__What needs to be done__:
Lines holding the string "JSON" are the ones to copy from this listing.

__Materials provided__:
+++

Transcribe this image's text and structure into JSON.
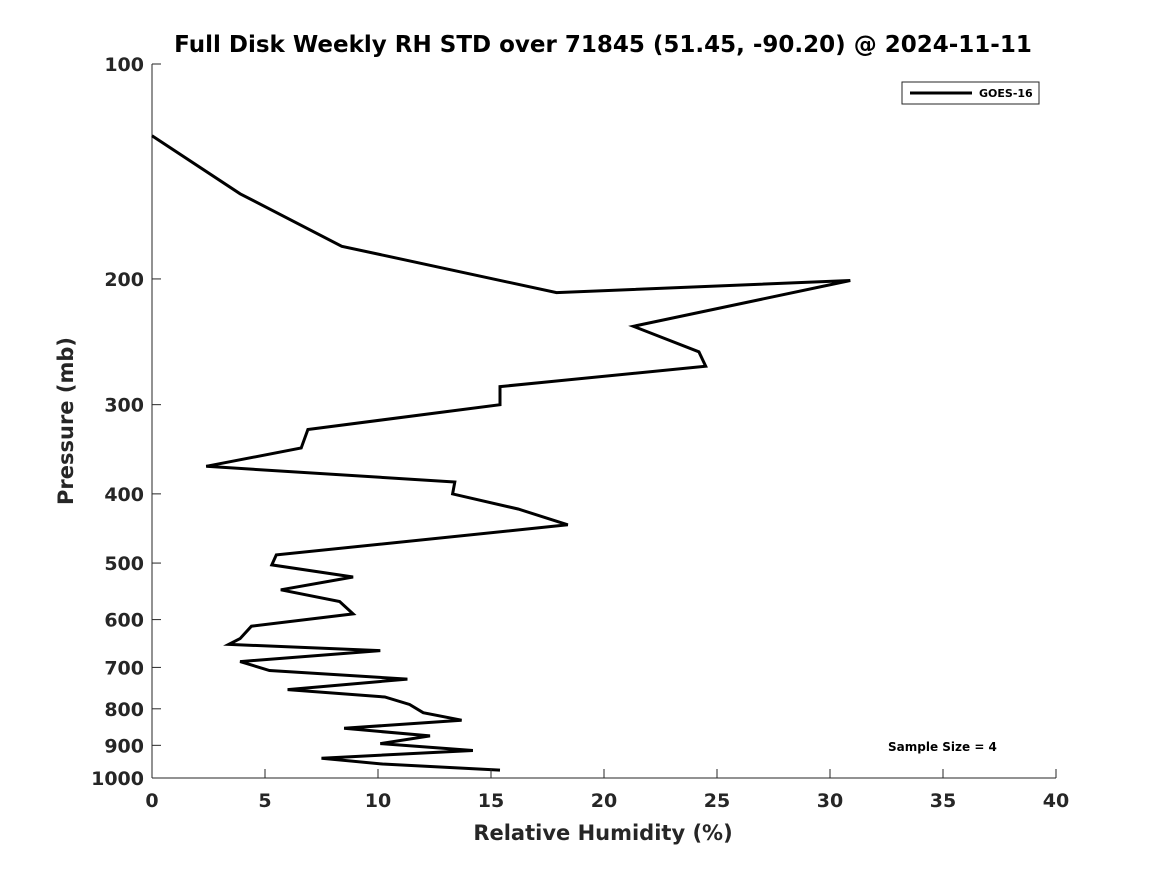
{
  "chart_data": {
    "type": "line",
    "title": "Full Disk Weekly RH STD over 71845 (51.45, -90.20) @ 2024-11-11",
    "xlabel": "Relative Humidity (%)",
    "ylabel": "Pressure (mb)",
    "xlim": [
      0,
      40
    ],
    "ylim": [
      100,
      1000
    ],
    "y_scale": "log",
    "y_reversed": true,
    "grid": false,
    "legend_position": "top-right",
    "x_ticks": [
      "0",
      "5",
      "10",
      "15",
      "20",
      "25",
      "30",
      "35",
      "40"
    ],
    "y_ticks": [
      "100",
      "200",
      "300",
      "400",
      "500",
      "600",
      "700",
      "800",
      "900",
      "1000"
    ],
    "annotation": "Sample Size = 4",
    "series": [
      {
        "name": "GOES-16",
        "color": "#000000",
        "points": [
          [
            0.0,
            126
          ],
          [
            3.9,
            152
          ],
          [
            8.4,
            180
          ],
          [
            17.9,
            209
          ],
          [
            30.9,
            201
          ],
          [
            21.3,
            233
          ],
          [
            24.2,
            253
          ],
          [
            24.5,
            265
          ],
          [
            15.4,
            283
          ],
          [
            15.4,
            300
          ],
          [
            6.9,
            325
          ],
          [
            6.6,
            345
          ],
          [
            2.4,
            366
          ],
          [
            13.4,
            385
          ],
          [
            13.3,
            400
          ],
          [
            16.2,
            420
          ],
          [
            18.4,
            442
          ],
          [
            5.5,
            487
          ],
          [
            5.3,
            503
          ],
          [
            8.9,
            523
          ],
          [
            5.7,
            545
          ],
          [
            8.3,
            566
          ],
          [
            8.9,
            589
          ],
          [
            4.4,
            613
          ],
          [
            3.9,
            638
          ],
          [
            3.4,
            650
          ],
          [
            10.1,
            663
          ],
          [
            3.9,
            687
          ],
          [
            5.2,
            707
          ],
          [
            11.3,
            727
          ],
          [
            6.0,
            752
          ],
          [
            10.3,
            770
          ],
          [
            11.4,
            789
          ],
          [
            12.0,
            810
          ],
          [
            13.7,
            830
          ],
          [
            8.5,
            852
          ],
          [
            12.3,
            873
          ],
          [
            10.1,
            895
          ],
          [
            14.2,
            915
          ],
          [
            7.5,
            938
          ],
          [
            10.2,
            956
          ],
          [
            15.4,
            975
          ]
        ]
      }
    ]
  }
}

+++

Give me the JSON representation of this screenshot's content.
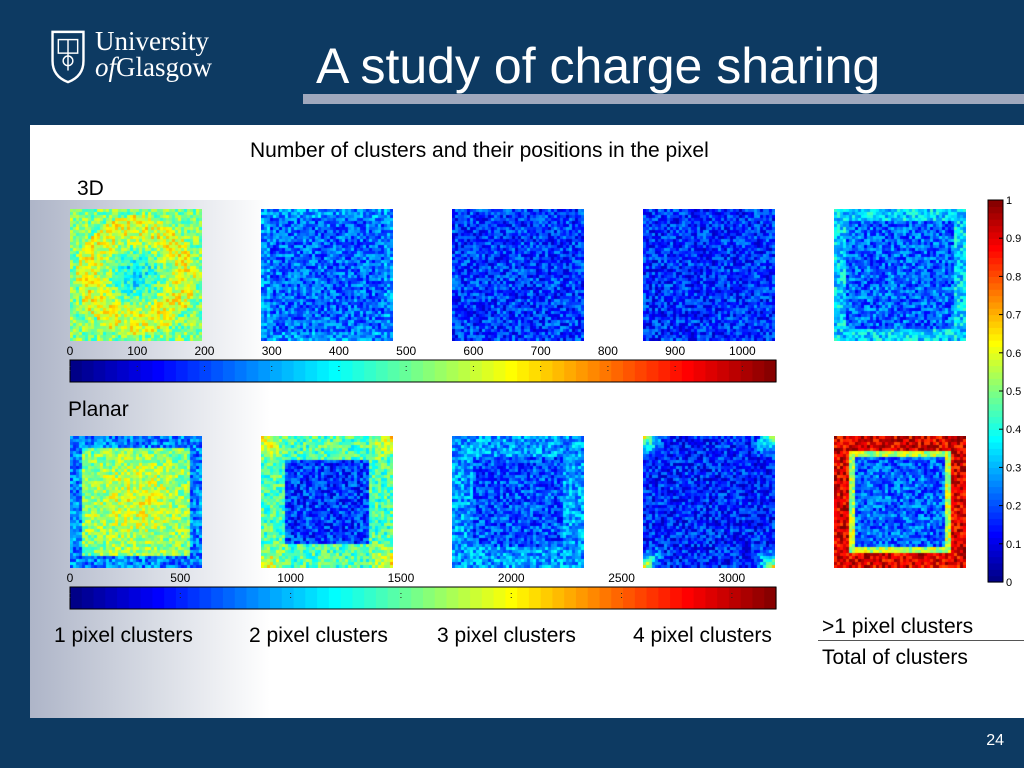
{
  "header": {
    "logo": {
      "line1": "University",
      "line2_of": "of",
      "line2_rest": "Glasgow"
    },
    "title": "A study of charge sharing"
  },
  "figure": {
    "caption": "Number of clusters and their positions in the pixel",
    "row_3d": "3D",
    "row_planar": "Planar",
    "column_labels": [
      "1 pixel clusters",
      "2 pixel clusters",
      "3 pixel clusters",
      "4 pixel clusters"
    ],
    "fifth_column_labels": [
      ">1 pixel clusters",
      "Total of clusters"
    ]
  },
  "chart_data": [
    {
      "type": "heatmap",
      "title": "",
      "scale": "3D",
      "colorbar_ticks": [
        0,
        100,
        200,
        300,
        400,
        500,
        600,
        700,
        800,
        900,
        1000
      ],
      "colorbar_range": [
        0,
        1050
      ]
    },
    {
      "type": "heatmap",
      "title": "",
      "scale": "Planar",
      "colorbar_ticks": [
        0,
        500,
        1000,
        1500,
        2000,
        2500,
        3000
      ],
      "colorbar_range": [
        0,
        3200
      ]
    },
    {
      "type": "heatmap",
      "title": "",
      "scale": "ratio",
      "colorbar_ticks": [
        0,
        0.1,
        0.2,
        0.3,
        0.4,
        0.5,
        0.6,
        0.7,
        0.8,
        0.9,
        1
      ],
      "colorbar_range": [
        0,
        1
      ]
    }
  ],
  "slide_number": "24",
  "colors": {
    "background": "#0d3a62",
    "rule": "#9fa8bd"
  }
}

+++

__The reply__:
Transcribe this image's text and structure into JSON.
Give me the JSON representation of this screenshot's content.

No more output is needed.